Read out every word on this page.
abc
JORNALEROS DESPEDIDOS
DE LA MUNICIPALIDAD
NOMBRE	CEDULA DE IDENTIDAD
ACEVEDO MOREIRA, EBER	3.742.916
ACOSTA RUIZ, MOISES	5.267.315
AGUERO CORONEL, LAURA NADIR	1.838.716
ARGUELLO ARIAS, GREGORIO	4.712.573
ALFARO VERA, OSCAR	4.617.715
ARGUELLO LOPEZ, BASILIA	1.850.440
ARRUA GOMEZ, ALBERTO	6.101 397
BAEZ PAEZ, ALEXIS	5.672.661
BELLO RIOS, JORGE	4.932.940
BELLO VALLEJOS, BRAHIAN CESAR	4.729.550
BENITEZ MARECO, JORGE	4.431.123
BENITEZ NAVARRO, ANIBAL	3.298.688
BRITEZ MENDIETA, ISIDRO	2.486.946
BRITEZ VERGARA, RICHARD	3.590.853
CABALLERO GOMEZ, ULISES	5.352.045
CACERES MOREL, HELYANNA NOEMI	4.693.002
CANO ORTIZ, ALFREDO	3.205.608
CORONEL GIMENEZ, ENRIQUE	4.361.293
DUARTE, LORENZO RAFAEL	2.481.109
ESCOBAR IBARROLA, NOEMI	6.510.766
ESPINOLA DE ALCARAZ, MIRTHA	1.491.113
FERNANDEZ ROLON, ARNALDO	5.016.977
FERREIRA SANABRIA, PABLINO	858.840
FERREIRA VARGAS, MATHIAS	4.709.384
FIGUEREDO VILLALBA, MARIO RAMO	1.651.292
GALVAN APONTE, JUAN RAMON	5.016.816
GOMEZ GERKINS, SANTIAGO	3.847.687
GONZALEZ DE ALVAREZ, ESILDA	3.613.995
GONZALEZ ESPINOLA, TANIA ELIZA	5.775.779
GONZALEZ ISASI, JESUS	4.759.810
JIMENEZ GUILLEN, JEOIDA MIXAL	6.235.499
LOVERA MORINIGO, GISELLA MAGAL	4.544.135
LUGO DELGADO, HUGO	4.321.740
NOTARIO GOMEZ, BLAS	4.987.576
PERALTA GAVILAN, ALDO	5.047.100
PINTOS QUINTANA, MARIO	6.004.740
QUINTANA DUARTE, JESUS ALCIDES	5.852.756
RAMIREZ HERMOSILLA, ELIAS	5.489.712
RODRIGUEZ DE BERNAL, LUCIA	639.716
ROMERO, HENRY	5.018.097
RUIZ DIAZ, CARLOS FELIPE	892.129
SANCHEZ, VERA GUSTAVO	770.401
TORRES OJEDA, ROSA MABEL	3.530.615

------------------------------

From the data, list each line in which the string "GOMEZ" appears.

### [SOLUTION FOR THIS TASK]
ARRUA GOMEZ, ALBERTO	6.101 397
CABALLERO GOMEZ, ULISES	5.352.045
GOMEZ GERKINS, SANTIAGO	3.847.687
NOTARIO GOMEZ, BLAS	4.987.576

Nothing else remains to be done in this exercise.